__Stated problem__:
How many lines in the records below contain the word "grid"? Answer with the number alone.

__Materials provided__:
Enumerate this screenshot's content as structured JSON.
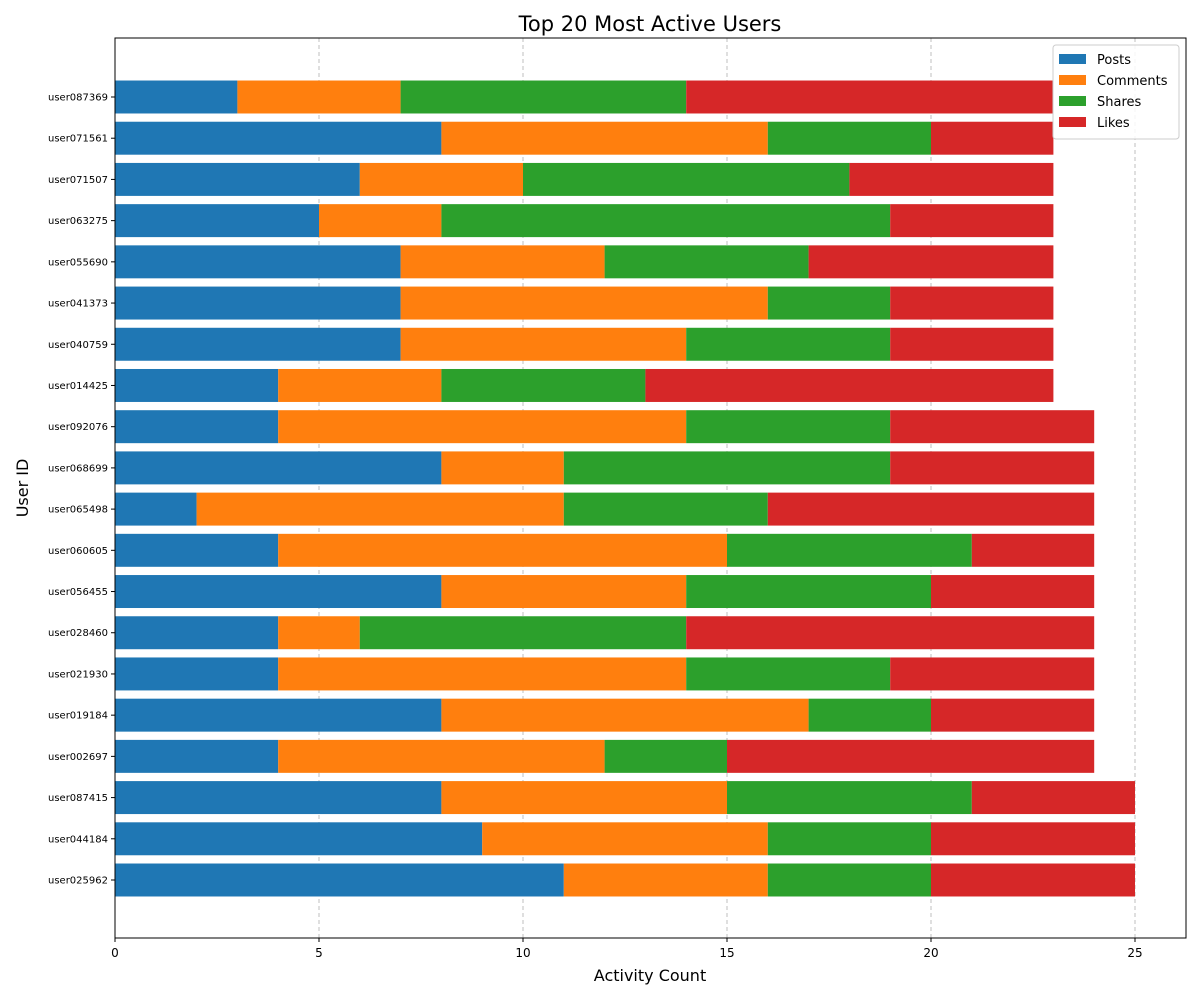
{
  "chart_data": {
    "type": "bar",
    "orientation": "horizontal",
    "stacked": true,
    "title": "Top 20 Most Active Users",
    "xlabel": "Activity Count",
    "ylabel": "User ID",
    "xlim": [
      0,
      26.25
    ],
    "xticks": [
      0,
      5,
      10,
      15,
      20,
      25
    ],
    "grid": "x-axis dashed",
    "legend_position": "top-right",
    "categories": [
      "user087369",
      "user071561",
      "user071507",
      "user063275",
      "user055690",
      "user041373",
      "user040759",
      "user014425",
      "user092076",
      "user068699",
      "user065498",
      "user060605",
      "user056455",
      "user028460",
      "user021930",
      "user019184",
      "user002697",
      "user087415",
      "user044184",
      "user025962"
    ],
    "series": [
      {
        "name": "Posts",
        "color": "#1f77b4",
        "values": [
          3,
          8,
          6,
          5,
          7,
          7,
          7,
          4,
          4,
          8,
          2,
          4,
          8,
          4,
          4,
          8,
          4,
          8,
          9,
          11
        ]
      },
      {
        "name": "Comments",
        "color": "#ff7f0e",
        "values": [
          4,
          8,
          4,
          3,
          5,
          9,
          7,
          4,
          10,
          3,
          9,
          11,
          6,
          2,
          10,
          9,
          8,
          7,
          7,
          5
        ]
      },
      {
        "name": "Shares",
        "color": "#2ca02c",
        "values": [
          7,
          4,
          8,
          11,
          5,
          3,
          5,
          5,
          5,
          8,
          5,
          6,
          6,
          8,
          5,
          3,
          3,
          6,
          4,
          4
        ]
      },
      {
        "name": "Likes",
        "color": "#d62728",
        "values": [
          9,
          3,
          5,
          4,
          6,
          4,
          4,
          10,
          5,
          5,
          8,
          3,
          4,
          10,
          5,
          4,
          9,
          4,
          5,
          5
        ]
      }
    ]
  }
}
==
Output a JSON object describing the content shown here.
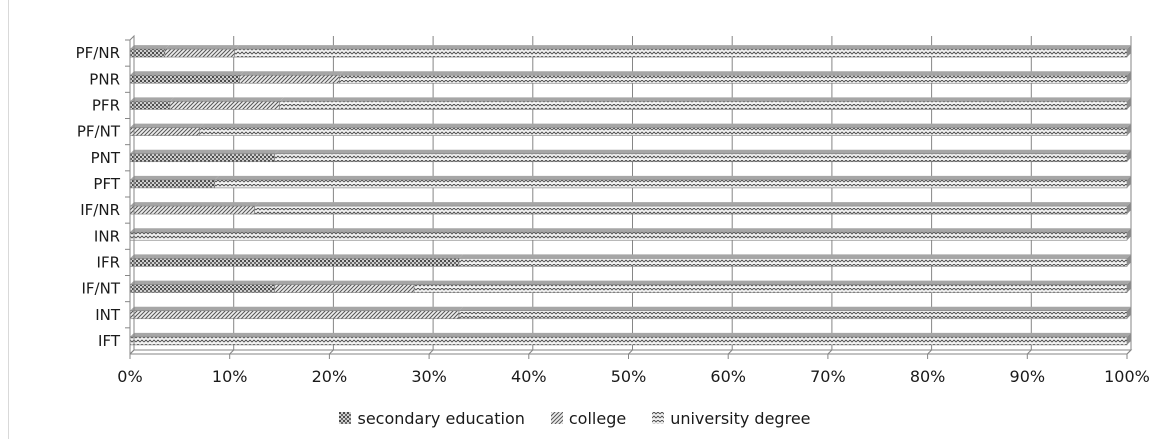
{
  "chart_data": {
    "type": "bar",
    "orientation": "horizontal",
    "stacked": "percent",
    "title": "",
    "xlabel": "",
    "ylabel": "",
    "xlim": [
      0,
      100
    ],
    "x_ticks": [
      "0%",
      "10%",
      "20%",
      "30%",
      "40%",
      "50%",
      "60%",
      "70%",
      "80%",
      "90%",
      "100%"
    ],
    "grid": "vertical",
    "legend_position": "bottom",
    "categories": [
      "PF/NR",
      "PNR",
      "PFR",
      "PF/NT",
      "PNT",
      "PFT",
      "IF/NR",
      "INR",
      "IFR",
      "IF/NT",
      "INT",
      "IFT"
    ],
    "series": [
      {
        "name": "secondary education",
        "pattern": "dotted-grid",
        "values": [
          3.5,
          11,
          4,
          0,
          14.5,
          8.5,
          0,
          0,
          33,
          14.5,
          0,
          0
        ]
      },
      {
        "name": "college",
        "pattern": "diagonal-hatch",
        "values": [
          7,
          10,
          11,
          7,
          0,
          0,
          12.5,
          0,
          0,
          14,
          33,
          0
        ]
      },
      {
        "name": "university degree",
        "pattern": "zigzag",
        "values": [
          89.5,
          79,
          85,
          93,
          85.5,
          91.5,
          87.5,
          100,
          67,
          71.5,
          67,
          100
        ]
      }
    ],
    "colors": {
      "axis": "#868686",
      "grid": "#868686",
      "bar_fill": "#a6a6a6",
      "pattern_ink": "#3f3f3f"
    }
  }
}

__Exercise output__:
4